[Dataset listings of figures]
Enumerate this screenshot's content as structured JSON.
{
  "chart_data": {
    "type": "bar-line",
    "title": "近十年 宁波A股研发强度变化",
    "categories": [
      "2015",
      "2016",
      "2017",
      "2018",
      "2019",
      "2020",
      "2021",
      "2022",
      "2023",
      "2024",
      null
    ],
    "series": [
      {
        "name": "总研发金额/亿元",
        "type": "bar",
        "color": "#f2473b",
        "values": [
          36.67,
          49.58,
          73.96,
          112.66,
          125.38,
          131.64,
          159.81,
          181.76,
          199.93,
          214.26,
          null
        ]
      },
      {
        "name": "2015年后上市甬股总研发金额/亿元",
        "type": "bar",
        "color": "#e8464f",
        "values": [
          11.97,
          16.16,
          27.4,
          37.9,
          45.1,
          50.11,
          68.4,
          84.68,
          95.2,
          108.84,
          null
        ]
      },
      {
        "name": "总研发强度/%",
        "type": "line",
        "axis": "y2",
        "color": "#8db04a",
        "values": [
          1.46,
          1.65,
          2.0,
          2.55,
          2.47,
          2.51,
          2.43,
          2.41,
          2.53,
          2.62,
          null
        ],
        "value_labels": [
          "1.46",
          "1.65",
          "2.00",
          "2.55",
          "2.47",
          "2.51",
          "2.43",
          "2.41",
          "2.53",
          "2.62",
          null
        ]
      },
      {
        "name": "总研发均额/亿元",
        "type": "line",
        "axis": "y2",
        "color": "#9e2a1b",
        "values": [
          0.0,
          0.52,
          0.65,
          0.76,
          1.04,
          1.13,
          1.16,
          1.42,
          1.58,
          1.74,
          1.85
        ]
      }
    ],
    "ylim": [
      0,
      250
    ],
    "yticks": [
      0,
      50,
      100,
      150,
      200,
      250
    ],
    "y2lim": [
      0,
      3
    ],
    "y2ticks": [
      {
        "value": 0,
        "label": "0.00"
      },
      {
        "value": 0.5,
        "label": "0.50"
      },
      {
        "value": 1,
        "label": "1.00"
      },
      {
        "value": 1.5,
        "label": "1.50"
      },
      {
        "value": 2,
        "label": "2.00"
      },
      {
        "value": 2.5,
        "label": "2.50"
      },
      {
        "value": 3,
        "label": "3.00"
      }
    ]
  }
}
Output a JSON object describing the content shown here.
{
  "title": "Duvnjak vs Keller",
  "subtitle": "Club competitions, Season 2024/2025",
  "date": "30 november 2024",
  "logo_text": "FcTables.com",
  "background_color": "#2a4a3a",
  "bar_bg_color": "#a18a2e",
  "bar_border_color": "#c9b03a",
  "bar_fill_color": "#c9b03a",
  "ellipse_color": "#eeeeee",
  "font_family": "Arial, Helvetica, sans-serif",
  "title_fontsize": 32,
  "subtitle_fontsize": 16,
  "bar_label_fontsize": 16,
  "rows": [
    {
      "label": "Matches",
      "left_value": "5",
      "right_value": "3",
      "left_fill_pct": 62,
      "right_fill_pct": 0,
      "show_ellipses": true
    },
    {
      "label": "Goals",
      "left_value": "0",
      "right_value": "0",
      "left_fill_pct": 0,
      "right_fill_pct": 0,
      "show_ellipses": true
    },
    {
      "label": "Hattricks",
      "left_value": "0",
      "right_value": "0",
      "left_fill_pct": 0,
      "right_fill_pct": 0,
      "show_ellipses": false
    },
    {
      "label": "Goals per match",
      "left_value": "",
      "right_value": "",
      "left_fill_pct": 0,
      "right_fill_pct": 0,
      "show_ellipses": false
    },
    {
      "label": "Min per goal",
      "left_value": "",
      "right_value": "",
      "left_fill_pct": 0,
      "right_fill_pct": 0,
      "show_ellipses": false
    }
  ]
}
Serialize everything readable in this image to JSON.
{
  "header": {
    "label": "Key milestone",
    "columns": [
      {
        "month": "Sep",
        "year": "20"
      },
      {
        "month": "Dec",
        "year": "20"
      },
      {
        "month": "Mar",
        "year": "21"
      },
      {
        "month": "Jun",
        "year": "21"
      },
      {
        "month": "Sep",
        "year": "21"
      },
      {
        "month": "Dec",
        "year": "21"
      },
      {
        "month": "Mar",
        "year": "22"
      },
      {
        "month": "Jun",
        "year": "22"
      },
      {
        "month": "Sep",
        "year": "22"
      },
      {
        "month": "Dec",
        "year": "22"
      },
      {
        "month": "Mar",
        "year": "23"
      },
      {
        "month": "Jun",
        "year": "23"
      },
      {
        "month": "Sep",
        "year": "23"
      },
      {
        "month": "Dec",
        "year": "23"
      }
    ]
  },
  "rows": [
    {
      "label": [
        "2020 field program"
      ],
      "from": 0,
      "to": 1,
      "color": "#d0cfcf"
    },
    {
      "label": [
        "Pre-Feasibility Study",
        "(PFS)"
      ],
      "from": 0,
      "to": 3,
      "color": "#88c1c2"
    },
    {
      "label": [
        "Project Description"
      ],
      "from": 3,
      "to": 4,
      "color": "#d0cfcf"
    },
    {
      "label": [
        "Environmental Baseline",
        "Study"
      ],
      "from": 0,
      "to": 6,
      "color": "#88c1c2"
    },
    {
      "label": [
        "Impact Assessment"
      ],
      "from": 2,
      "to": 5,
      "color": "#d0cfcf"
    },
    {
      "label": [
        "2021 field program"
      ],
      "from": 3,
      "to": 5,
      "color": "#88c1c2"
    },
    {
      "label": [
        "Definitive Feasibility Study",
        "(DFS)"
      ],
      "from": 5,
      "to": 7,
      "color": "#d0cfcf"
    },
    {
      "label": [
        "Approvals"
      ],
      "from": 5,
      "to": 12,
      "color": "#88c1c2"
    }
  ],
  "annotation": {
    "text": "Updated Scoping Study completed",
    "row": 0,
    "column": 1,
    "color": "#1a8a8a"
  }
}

__WRITTEN INSTRUCTION__: Collect the complete line wherever the string "JSON" appears in the records.

__EXERCISE ANSWER__:
Enumerate this screenshot's content as structured JSON.
Output a JSON object describing the content shown here.
Serialize everything readable in this image to JSON.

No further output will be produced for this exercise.